*Given exercise*
Locate every line in the records below that holds the word "auto" and return each one.

*Data excerpts*
* * * * * * * * *

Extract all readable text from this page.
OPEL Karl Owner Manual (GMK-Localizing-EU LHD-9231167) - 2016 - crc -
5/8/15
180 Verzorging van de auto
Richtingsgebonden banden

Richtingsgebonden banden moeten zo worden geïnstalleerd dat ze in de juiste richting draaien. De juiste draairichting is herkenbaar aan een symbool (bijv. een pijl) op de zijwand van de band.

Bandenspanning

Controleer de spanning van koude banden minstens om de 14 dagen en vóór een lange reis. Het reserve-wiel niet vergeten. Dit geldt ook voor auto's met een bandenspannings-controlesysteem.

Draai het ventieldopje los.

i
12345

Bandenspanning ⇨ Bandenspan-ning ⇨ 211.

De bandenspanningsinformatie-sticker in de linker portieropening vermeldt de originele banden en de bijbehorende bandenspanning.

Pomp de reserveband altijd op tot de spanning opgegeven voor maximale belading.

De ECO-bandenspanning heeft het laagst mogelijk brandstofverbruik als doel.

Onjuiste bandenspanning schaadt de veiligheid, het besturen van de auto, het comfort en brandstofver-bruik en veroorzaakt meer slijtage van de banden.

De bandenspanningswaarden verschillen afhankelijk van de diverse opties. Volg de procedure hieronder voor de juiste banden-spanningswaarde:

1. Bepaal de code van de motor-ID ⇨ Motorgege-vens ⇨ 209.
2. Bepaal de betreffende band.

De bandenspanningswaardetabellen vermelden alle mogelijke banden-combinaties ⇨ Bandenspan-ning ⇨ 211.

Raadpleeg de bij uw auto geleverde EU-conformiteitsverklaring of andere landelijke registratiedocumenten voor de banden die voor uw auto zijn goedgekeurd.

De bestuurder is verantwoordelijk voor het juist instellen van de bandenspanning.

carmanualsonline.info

* * * * * * * * *

*Output below*
180 Verzorging van de auto
Controleer de spanning van koude banden minstens om de 14 dagen en vóór een lange reis. Het reserve-wiel niet vergeten. Dit geldt ook voor auto's met een bandenspannings-controlesysteem.
Onjuiste bandenspanning schaadt de veiligheid, het besturen van de auto, het comfort en brandstofver-bruik en veroorzaakt meer slijtage van de banden.
Raadpleeg de bij uw auto geleverde EU-conformiteitsverklaring of andere landelijke registratiedocumenten voor de banden die voor uw auto zijn goedgekeurd.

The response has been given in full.